Copy out every one of the rows below, reproducing each line without any change.

━━━━━ Extracted information

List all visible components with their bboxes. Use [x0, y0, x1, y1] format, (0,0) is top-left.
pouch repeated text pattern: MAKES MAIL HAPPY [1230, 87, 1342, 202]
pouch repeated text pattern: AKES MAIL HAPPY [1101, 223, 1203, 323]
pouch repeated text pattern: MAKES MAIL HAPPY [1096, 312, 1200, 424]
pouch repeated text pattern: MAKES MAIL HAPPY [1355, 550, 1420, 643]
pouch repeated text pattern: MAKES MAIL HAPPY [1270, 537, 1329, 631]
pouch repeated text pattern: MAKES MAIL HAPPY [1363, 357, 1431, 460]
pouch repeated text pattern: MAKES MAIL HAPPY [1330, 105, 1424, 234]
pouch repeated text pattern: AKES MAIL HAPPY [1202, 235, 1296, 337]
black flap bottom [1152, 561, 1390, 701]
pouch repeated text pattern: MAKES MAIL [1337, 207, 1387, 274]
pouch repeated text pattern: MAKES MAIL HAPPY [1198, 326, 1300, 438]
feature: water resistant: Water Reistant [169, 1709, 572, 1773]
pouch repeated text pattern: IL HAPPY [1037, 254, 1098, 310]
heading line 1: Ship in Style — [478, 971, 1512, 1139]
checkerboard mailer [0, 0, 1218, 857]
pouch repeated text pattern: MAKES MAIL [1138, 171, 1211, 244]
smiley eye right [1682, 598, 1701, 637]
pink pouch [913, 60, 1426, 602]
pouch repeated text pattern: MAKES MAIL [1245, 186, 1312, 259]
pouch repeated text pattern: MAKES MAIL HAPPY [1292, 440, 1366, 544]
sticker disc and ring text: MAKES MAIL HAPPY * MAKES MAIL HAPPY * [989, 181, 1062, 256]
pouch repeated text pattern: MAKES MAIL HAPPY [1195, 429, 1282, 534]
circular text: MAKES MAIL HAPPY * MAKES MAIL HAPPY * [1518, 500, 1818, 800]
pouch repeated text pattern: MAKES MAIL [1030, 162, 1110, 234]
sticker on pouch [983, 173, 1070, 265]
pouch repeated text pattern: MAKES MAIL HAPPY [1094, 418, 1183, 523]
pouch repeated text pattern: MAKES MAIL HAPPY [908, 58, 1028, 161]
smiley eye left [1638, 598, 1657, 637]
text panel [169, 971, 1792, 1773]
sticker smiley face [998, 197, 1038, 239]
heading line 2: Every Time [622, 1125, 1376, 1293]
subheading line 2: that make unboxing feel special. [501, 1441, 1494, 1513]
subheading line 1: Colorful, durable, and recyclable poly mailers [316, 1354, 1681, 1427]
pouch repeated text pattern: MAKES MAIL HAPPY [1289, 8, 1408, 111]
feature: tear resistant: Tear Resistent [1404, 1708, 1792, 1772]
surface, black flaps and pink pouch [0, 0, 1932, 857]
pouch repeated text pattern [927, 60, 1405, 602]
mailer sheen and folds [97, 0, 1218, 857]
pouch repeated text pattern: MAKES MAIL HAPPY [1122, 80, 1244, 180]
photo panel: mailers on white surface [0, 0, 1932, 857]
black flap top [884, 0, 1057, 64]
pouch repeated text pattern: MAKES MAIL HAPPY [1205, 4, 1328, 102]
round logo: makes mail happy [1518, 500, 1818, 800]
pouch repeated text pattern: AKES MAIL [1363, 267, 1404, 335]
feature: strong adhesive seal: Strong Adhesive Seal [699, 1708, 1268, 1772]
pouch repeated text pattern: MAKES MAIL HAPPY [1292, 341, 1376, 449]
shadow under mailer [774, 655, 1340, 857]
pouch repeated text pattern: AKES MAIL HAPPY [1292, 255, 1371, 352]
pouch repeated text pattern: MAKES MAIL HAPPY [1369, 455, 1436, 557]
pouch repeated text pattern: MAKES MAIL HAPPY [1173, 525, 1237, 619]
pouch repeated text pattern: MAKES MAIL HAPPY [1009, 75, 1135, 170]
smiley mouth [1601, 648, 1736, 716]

━━━━━━━━━━

* **Task result**:
List all visible components with their bboxes. Use [x0, y0, x1, y1] format, (0,0) is top-left.
pouch repeated text pattern: MAKES MAIL HAPPY [1230, 87, 1342, 202]
pouch repeated text pattern: AKES MAIL HAPPY [1101, 223, 1203, 323]
pouch repeated text pattern: MAKES MAIL HAPPY [1096, 312, 1200, 424]
pouch repeated text pattern: MAKES MAIL HAPPY [1355, 550, 1420, 643]
pouch repeated text pattern: MAKES MAIL HAPPY [1270, 537, 1329, 631]
pouch repeated text pattern: MAKES MAIL HAPPY [1363, 357, 1431, 460]
pouch repeated text pattern: MAKES MAIL HAPPY [1330, 105, 1424, 234]
pouch repeated text pattern: AKES MAIL HAPPY [1202, 235, 1296, 337]
black flap bottom [1152, 561, 1390, 701]
pouch repeated text pattern: MAKES MAIL [1337, 207, 1387, 274]
pouch repeated text pattern: MAKES MAIL HAPPY [1198, 326, 1300, 438]
feature: water resistant: Water Reistant [169, 1709, 572, 1773]
pouch repeated text pattern: IL HAPPY [1037, 254, 1098, 310]
heading line 1: Ship in Style — [478, 971, 1512, 1139]
checkerboard mailer [0, 0, 1218, 857]
pouch repeated text pattern: MAKES MAIL [1138, 171, 1211, 244]
smiley eye right [1682, 598, 1701, 637]
pink pouch [913, 60, 1426, 602]
pouch repeated text pattern: MAKES MAIL [1245, 186, 1312, 259]
pouch repeated text pattern: MAKES MAIL HAPPY [1292, 440, 1366, 544]
sticker disc and ring text: MAKES MAIL HAPPY * MAKES MAIL HAPPY * [989, 181, 1062, 256]
pouch repeated text pattern: MAKES MAIL HAPPY [1195, 429, 1282, 534]
circular text: MAKES MAIL HAPPY * MAKES MAIL HAPPY * [1518, 500, 1818, 800]
pouch repeated text pattern: MAKES MAIL [1030, 162, 1110, 234]
sticker on pouch [983, 173, 1070, 265]
pouch repeated text pattern: MAKES MAIL HAPPY [1094, 418, 1183, 523]
pouch repeated text pattern: MAKES MAIL HAPPY [908, 58, 1028, 161]
smiley eye left [1638, 598, 1657, 637]
text panel [169, 971, 1792, 1773]
sticker smiley face [998, 197, 1038, 239]
heading line 2: Every Time [622, 1125, 1376, 1293]
subheading line 2: that make unboxing feel special. [501, 1441, 1494, 1513]
subheading line 1: Colorful, durable, and recyclable poly mailers [316, 1354, 1681, 1427]
pouch repeated text pattern: MAKES MAIL HAPPY [1289, 8, 1408, 111]
feature: tear resistant: Tear Resistent [1404, 1708, 1792, 1772]
surface, black flaps and pink pouch [0, 0, 1932, 857]
pouch repeated text pattern [927, 60, 1405, 602]
mailer sheen and folds [97, 0, 1218, 857]
pouch repeated text pattern: MAKES MAIL HAPPY [1122, 80, 1244, 180]
photo panel: mailers on white surface [0, 0, 1932, 857]
black flap top [884, 0, 1057, 64]
pouch repeated text pattern: MAKES MAIL HAPPY [1205, 4, 1328, 102]
round logo: makes mail happy [1518, 500, 1818, 800]
pouch repeated text pattern: AKES MAIL [1363, 267, 1404, 335]
feature: strong adhesive seal: Strong Adhesive Seal [699, 1708, 1268, 1772]
pouch repeated text pattern: MAKES MAIL HAPPY [1292, 341, 1376, 449]
shadow under mailer [774, 655, 1340, 857]
pouch repeated text pattern: AKES MAIL HAPPY [1292, 255, 1371, 352]
pouch repeated text pattern: MAKES MAIL HAPPY [1369, 455, 1436, 557]
pouch repeated text pattern: MAKES MAIL HAPPY [1173, 525, 1237, 619]
pouch repeated text pattern: MAKES MAIL HAPPY [1009, 75, 1135, 170]
smiley mouth [1601, 648, 1736, 716]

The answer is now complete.